### Problem statement
Return each line of the listing that contains the string "section".

[start of Record extracts]

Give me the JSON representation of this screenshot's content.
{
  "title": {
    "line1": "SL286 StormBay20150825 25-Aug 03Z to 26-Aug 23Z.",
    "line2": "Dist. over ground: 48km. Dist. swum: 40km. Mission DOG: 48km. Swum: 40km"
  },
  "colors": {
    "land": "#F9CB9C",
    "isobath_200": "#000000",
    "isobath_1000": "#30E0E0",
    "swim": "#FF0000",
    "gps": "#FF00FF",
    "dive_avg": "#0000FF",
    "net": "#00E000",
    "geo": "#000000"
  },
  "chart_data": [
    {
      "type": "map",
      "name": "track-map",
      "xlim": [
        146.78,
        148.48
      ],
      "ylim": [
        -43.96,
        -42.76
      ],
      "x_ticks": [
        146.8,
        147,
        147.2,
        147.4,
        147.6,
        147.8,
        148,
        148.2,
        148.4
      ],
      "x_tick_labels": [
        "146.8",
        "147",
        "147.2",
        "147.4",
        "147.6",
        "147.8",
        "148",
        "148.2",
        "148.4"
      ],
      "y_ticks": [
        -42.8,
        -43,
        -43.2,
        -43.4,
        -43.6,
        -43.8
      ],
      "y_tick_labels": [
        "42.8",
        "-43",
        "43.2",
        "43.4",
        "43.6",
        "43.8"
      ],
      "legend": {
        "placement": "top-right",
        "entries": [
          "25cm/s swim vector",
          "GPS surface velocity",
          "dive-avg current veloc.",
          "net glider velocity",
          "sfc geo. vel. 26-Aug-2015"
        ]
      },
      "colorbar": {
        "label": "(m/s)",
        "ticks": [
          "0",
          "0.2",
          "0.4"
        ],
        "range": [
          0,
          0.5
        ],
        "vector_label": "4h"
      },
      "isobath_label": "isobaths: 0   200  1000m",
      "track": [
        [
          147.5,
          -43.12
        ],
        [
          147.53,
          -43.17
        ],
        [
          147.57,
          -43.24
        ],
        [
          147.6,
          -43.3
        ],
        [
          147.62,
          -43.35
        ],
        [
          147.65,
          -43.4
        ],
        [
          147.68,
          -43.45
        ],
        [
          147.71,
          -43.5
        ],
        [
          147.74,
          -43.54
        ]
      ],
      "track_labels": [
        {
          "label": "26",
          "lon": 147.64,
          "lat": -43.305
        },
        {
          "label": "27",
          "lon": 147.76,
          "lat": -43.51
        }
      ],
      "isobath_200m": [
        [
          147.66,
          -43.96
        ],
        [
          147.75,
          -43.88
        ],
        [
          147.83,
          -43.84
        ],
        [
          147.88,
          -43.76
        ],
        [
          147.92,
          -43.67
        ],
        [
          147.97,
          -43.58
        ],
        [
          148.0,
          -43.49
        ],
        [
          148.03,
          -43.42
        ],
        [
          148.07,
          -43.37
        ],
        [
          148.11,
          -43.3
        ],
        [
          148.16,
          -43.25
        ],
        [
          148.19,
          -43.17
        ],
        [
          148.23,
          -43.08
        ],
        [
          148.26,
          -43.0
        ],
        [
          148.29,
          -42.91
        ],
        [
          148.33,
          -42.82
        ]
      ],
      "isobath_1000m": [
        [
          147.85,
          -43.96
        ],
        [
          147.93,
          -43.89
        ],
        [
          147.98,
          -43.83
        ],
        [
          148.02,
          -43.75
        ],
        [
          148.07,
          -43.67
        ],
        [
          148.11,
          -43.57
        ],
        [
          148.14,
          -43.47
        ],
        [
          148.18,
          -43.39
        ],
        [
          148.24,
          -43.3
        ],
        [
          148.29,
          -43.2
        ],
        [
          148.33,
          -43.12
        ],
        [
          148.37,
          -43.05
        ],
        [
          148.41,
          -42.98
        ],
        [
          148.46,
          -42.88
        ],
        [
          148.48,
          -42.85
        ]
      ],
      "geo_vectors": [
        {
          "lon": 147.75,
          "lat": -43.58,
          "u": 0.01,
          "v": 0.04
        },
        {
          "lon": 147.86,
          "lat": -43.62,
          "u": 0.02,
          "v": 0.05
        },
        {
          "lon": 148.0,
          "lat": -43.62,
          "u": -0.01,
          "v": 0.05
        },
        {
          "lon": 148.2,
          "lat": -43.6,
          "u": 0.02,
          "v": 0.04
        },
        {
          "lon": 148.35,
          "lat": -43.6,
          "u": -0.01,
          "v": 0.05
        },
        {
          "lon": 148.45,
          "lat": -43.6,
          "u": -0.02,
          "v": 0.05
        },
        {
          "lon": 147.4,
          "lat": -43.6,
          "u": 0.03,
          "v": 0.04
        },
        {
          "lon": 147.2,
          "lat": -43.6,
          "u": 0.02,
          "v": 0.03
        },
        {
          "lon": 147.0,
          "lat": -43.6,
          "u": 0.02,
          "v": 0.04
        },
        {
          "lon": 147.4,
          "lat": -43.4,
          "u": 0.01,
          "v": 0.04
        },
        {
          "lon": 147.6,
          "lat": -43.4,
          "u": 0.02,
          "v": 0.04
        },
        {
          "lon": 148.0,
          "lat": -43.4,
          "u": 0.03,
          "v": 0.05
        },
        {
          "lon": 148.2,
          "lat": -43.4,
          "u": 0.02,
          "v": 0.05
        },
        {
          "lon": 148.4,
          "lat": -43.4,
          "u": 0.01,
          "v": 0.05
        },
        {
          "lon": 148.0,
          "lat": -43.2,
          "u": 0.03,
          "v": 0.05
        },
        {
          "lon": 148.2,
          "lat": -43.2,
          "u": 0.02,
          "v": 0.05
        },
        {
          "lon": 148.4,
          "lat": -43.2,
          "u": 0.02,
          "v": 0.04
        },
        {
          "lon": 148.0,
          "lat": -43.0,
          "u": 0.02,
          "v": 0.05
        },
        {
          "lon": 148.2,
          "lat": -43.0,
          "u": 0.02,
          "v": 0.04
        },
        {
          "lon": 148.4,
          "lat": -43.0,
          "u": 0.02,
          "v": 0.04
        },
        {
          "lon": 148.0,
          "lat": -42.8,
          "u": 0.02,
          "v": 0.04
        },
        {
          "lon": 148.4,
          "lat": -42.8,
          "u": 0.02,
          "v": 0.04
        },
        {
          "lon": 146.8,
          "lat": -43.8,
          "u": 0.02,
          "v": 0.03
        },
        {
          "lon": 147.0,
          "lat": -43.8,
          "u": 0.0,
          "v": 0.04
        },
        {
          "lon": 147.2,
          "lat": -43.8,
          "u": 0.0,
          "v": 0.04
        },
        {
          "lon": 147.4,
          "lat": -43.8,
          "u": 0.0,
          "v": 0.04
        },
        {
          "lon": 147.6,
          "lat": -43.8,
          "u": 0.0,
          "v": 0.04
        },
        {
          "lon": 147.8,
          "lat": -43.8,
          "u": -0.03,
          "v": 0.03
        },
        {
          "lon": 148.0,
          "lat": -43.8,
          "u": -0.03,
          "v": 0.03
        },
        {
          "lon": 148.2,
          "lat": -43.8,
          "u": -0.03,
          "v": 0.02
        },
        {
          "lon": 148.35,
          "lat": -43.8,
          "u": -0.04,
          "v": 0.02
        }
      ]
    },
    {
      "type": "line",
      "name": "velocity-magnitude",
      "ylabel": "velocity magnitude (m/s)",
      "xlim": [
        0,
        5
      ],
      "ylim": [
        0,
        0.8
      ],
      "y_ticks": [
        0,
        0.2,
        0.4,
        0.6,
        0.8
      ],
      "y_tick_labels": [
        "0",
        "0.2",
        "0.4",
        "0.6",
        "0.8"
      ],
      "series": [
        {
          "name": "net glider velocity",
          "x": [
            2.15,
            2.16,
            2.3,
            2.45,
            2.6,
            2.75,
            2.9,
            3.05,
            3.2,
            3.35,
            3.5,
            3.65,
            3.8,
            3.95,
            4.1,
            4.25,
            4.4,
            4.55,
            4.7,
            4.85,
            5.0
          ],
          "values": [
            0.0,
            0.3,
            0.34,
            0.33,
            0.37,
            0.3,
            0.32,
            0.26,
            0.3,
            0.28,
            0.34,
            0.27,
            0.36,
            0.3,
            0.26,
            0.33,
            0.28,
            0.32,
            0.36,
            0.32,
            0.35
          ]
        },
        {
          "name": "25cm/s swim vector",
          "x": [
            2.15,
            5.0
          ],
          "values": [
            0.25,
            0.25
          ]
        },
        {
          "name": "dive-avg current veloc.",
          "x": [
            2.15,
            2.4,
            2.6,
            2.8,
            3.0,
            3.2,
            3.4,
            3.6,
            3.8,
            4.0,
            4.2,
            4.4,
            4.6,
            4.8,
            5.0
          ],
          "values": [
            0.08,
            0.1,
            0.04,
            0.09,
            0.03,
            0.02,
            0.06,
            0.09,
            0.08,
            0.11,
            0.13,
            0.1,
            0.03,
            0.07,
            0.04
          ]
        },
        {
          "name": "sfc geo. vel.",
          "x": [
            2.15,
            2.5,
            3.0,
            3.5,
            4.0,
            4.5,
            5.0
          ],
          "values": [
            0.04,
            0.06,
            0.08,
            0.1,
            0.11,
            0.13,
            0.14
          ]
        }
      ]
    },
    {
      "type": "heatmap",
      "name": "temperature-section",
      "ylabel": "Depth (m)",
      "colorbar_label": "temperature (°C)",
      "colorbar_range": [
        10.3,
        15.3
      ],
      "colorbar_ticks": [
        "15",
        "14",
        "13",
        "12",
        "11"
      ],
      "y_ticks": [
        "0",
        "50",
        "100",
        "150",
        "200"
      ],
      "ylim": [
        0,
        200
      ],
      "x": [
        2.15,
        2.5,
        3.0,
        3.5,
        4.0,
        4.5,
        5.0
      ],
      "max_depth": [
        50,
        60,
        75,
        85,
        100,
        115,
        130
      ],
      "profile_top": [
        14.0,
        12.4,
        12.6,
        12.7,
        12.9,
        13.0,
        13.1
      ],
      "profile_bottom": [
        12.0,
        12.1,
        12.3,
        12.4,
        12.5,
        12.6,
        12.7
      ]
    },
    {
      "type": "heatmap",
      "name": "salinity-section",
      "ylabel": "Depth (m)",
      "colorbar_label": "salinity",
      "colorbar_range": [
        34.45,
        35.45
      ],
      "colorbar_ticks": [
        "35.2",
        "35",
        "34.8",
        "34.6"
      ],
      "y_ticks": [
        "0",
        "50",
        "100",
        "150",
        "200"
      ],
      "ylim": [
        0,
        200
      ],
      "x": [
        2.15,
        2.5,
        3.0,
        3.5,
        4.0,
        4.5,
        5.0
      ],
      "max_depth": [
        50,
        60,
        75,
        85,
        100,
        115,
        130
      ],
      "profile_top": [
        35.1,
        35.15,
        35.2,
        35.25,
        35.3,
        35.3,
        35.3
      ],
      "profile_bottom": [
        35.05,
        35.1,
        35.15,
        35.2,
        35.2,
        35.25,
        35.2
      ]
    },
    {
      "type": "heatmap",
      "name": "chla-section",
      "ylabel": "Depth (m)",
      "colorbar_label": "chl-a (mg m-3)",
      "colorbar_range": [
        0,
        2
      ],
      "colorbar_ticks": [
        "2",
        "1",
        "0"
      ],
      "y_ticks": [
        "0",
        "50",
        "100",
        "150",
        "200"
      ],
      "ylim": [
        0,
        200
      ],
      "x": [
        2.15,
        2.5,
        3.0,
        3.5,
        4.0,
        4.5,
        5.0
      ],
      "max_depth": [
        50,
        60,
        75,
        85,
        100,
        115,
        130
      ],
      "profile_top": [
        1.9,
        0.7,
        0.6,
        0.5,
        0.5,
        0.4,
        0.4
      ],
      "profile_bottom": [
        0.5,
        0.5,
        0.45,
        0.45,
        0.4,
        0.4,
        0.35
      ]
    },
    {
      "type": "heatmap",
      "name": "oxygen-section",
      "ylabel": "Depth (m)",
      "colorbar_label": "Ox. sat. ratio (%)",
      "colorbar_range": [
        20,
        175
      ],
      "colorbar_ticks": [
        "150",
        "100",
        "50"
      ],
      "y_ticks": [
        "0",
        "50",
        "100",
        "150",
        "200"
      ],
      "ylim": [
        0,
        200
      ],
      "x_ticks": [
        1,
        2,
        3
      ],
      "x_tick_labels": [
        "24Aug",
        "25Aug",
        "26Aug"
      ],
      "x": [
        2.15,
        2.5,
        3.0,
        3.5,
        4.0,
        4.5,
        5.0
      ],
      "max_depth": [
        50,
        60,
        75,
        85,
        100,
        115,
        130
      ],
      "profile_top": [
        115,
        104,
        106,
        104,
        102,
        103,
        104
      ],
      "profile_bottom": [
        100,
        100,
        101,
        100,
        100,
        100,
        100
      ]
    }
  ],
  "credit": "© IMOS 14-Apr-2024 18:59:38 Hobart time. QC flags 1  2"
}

[end of Record extracts]

### Response to this task
      "name": "temperature-section",
      "name": "salinity-section",
      "name": "chla-section",
      "name": "oxygen-section",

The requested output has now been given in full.